INPUT DATA -
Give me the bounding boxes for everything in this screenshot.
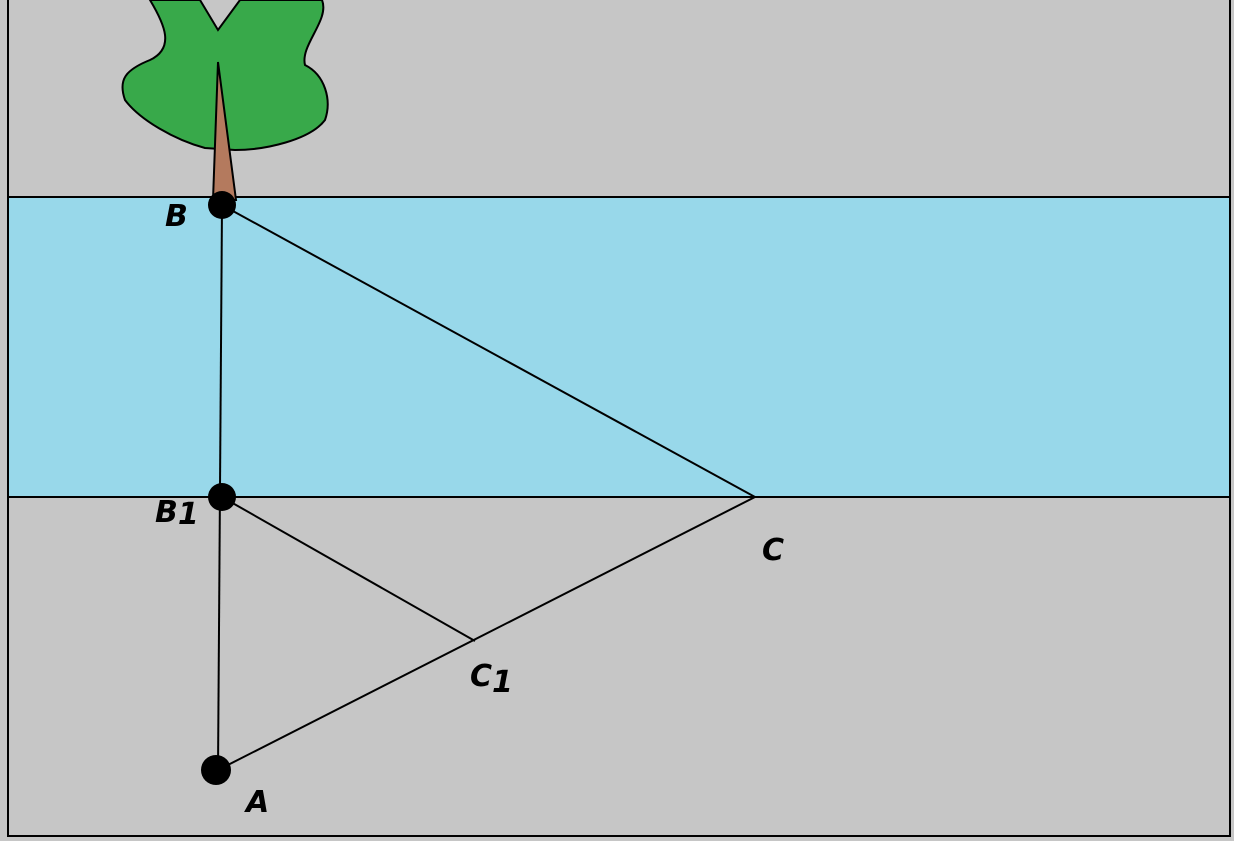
label-a: A [244, 785, 269, 820]
label-c: C [762, 533, 784, 568]
label-c1: C1 [470, 659, 513, 700]
point-b-marker [208, 191, 236, 219]
point-a-marker [201, 755, 231, 785]
river [8, 197, 1230, 497]
frame-border [7, 0, 1231, 837]
segment-b-c [221, 204, 756, 498]
segment-c-a [217, 496, 756, 771]
label-b1: B1 [155, 495, 199, 532]
segment-b1-c1 [221, 496, 476, 642]
tree-foliage [121, 0, 329, 152]
tree-icon [121, 0, 329, 201]
label-b: B [165, 199, 188, 234]
point-b1-marker [208, 483, 236, 511]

DO THIS -
Copy out every line of the entries above character for character, omitting the picture placeholder.

REPLY TO THE EXERCISE -
Give me the bounding boxes for everything in this screenshot.
label-a: A [244, 785, 269, 820]
label-c: C [762, 533, 784, 568]
label-c1: C1 [470, 659, 513, 700]
point-b-marker [208, 191, 236, 219]
point-a-marker [201, 755, 231, 785]
river [8, 197, 1230, 497]
frame-border [7, 0, 1231, 837]
segment-b-c [221, 204, 756, 498]
segment-c-a [217, 496, 756, 771]
label-b1: B1 [155, 495, 199, 532]
segment-b1-c1 [221, 496, 476, 642]
tree-foliage [121, 0, 329, 152]
tree-icon [121, 0, 329, 201]
label-b: B [165, 199, 188, 234]
point-b1-marker [208, 483, 236, 511]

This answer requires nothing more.